* **Directive**
Check every line below for the string "Attractiveness", and copy the lines that contain it.
╔══
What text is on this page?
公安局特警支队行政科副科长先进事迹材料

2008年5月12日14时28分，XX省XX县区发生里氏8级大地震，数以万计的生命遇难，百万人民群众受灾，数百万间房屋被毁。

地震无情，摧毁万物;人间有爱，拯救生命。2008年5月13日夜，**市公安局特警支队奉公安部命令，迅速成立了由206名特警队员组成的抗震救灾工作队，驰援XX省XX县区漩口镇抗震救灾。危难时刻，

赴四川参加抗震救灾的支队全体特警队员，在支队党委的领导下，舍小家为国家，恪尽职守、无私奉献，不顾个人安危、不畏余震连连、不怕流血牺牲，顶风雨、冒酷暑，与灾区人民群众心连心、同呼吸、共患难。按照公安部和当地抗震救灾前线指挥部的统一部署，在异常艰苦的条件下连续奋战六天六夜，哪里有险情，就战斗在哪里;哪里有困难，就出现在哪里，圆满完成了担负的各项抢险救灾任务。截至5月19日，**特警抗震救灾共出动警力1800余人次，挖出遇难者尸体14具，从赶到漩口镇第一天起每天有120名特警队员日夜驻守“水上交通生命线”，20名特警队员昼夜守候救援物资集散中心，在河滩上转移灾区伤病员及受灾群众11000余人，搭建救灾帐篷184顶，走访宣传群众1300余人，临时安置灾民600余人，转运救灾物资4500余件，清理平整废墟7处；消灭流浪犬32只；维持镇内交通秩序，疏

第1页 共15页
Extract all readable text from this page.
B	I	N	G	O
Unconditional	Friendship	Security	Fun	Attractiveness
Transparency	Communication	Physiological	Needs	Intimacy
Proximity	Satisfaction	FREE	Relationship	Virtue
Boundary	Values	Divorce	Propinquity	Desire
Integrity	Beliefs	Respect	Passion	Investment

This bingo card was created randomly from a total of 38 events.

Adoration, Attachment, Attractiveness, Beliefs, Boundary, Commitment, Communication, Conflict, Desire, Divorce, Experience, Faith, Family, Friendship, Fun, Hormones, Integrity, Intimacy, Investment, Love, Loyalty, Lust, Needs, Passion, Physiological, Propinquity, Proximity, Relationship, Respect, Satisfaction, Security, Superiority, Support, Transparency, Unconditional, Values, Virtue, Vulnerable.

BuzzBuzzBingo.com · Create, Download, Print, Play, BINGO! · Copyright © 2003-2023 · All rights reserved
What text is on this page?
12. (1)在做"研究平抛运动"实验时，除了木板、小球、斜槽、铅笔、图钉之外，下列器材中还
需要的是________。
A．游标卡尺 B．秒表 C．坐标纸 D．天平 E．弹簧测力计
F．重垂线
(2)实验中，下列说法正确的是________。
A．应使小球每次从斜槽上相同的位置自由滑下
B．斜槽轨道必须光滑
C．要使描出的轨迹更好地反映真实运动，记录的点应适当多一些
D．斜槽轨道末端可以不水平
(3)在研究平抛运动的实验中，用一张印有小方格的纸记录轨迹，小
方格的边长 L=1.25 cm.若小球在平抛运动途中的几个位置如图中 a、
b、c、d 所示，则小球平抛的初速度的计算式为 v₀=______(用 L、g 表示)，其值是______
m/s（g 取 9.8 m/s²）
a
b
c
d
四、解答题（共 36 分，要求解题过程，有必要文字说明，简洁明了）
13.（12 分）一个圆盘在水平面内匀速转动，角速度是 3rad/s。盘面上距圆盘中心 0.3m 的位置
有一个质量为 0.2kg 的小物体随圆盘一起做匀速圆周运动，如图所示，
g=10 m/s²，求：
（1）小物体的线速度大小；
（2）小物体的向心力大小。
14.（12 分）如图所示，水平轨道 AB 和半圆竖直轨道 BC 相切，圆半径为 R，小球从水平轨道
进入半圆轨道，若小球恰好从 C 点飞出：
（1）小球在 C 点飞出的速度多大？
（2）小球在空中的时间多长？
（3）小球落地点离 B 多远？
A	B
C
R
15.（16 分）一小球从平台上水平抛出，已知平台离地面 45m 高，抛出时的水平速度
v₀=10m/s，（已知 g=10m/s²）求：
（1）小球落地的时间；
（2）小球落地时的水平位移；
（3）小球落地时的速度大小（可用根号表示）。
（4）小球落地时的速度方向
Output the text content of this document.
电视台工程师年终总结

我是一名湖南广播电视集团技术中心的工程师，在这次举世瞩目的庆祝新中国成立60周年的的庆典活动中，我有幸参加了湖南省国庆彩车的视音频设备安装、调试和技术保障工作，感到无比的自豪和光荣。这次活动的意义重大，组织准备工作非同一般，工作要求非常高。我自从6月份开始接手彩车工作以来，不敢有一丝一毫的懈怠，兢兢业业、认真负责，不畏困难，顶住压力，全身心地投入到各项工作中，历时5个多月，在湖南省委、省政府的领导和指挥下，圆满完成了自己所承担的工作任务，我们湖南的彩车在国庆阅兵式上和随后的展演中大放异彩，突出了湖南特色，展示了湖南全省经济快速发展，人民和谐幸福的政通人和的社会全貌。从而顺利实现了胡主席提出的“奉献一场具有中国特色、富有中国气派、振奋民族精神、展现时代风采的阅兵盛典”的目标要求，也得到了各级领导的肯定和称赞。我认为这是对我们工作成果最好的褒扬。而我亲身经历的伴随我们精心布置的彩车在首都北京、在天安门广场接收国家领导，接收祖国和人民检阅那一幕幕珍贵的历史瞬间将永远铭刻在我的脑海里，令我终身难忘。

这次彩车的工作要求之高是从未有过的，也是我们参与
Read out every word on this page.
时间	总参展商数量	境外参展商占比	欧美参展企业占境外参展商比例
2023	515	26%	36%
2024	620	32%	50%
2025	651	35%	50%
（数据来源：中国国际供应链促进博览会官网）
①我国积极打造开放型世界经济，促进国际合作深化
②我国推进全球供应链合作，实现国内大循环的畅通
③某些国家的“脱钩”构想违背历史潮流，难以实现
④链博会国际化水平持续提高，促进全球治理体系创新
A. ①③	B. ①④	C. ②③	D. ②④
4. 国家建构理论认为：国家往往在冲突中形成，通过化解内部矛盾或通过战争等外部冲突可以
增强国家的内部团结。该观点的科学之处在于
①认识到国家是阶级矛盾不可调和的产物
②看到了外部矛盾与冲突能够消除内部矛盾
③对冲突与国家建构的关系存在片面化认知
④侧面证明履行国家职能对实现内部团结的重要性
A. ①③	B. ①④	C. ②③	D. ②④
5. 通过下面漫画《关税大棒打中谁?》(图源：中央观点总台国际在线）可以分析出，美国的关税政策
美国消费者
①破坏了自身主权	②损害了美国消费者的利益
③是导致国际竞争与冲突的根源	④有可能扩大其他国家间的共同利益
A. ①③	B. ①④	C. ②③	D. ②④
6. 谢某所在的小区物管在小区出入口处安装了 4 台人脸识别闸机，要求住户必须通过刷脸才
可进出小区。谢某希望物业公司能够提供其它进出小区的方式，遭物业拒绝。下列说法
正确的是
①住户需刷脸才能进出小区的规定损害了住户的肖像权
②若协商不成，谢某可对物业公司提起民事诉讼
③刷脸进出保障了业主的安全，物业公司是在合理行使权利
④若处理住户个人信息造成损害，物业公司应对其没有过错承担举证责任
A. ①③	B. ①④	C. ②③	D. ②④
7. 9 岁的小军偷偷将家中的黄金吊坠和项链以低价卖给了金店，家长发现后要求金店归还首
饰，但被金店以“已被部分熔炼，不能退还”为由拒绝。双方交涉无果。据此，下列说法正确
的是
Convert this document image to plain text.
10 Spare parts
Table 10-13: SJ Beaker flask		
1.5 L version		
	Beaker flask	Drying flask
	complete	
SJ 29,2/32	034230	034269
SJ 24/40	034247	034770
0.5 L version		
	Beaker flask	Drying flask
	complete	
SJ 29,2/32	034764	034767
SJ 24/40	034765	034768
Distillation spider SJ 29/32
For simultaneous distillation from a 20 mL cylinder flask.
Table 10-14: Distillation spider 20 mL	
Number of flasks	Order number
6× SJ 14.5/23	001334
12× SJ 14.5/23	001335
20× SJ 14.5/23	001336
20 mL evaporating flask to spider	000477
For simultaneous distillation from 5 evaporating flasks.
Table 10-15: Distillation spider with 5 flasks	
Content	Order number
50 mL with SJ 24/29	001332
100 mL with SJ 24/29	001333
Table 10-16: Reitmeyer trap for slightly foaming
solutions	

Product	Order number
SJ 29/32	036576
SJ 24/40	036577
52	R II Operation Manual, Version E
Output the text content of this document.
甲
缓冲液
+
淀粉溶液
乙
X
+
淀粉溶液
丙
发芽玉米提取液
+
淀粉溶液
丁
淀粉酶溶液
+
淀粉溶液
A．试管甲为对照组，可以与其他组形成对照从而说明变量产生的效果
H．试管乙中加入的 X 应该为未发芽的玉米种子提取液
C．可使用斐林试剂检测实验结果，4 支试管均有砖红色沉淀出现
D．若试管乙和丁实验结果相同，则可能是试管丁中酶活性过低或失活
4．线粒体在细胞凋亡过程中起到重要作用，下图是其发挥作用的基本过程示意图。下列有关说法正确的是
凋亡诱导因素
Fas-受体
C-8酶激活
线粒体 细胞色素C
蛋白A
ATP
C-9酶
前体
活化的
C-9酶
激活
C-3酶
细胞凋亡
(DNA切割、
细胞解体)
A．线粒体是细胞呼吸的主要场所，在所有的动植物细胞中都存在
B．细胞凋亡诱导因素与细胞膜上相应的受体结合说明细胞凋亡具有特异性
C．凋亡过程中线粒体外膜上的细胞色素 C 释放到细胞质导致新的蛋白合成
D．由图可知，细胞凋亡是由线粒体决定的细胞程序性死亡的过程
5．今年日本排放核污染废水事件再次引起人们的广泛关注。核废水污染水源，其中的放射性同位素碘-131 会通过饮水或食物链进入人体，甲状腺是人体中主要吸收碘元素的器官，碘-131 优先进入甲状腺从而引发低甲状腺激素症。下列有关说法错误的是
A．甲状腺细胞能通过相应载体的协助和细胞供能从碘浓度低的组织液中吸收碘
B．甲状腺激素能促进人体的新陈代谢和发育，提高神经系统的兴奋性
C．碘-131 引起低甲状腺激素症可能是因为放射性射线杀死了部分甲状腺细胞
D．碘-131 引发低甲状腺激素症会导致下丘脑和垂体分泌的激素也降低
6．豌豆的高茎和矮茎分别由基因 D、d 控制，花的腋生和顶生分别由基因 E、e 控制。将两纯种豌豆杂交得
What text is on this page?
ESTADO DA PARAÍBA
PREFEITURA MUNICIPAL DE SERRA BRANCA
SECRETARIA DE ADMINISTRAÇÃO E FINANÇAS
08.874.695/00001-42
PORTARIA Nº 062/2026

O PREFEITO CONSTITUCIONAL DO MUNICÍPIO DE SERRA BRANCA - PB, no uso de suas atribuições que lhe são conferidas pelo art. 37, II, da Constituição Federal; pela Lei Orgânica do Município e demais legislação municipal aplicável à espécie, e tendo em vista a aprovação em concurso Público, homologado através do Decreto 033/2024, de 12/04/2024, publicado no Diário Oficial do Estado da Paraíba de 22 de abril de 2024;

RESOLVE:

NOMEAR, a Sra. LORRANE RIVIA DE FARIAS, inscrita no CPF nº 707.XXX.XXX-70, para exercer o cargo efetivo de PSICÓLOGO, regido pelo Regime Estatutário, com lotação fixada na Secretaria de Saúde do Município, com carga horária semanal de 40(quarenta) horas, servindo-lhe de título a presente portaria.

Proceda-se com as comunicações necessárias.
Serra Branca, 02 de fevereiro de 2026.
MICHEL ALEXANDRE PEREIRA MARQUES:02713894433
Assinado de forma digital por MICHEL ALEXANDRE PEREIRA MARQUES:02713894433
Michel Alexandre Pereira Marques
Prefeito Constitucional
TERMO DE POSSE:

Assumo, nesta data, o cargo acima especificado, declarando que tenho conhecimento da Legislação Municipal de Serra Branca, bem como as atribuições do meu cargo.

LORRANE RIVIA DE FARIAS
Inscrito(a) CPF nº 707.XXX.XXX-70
╚══
* **Reply**
Unconditional	Friendship	Security	Fun	Attractiveness
Adoration, Attachment, Attractiveness, Beliefs, Boundary, Commitment, Communication, Conflict, Desire, Divorce, Experience, Faith, Family, Friendship, Fun, Hormones, Integrity, Intimacy, Investment, Love, Loyalty, Lust, Needs, Passion, Physiological, Propinquity, Proximity, Relationship, Respect, Satisfaction, Security, Superiority, Support, Transparency, Unconditional, Values, Virtue, Vulnerable.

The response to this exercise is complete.